## PASSAGE SHOWN
▼

Sunshine Residential Homes, a group home operator, donated more than $400,000 collectively to Hobbs’ gubernatorial campaign, Hobbs’ inaugural fund, and the Arizona Democratic Party. 

Once Hobbs took office, the Arizona Department of Child Safety gave Sunshine Residential Homes a 30% rate increase, though no other group homes received rate increases and over a dozen contracts were terminated. This was reported initially by the Arizona Republic in 2024, along with another key detail indicating a close relationship between the governor and the company: Hobbs fine dining at the mansion of Sunshine Residential Homes CEO Simon Kottoor. 

Hobbs’ inaugural fund — which reached nearly $2 million — was another funding source that was shrouded in secrecy. The inauguration event cost about $200,000, leaving the million-plus as a nonprofit source of funds to be spent at Hobbs’ discretion. 

Attorney General Kris Mayes, a fellow Democrat, has maintained that her investigation into the alleged pay-to-play arrangement remains ongoing. Hobbs has yet to take Mayes up on her request for an interview.

▲

## STORED ROWS
▼

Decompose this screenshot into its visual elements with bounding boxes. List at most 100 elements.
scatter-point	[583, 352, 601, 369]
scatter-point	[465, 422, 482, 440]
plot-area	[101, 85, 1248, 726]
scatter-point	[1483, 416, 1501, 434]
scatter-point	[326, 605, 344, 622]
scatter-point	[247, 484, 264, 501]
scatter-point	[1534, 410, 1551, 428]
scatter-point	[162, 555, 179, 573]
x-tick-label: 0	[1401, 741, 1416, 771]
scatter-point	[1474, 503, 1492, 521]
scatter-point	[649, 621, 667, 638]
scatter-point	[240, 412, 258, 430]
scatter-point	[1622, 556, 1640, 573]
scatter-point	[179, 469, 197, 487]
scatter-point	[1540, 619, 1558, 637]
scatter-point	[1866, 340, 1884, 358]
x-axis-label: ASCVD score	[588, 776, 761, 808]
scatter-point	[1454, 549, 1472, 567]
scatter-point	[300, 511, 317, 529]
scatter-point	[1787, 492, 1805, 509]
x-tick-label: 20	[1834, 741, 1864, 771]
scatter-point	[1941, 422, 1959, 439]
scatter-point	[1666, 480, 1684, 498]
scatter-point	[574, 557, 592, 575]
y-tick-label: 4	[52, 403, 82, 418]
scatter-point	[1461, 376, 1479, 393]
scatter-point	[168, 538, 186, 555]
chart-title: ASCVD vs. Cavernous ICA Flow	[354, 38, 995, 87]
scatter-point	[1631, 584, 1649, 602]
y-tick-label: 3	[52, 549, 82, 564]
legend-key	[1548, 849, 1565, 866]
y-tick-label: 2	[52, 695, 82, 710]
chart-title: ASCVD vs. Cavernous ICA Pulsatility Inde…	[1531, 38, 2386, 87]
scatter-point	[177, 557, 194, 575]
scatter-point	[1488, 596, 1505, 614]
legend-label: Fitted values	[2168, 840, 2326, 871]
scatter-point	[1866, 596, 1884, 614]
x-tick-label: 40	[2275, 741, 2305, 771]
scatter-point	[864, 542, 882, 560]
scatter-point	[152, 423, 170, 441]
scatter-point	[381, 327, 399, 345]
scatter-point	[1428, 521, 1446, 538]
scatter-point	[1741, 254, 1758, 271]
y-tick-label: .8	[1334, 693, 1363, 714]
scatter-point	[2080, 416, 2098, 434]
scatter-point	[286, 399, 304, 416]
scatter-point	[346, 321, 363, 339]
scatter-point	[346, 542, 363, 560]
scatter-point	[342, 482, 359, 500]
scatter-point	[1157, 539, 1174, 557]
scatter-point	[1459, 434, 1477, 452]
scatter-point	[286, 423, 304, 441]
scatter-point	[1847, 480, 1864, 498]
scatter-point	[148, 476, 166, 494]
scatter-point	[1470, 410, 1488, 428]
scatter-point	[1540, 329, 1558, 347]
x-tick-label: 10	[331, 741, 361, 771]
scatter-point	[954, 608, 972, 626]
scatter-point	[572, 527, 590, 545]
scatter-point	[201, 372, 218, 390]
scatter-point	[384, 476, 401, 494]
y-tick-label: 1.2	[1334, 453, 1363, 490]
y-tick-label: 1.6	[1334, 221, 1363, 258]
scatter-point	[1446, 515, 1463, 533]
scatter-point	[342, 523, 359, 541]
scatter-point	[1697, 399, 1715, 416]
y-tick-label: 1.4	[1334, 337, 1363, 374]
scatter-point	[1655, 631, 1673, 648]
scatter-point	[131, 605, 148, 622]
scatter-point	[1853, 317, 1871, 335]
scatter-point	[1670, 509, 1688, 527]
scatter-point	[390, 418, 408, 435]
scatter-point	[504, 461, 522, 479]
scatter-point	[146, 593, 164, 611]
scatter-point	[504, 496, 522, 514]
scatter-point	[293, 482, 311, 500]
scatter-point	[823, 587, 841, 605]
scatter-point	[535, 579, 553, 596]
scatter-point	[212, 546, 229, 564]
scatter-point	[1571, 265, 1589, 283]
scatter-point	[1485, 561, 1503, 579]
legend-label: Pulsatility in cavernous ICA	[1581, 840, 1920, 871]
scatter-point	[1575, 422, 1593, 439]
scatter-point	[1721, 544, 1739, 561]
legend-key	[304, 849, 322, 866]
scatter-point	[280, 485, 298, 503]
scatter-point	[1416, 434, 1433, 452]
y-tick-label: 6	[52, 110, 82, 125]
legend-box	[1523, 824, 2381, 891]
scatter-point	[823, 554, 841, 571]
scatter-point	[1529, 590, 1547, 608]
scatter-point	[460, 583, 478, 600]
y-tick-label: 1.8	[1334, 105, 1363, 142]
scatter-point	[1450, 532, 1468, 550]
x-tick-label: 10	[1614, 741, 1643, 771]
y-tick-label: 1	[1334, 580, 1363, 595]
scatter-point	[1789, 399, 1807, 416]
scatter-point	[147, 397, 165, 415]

▲

## WHAT THIS TASK INVOLVES
Please carry on the article on Hobbs and the Sunshine Residential Homes donations, picking up after its final sentence. The rows are separate material, unconnected to the article on Hobbs and the Sunshine Residential Homes donations.

## THE ANSWER
The proposed legislation from Arizona’s Republican lawmakers would require companies that obtain state contracts or certain state grants to disclose anything of value provided in the previous five years to the governor, campaign-related entities, inaugural funds, and organizations making independent expenditures supporting or opposing the governor or their political opponents. 

The legislation would also prohibit state agencies and employees from destroying notes created during the evaluation 

The bill sponsor, State Sen. T.J. Shope (R-LD16), said financial disclosures should come before the state awards any contracts and grants, in order to ensure transparency and fairness in the process.

“Arizonans have watched one contracting controversy after another and are rightly asking whether political connections are influencing decisions involving billions of taxpayer dollars,” said Shope. “Governor Hobbs now has an opportunity to show Arizonans she supports transparency in government by signing this legislation.”

An advisory team was formed in the House to address this alleged pay-to-play scheme by Hobbs, and they also have their own investigation underway. The lawmakers hired outside counsel from out of state — Justin Smith with the Missouri-based James Otis Law Group — to conduct an independent investigation.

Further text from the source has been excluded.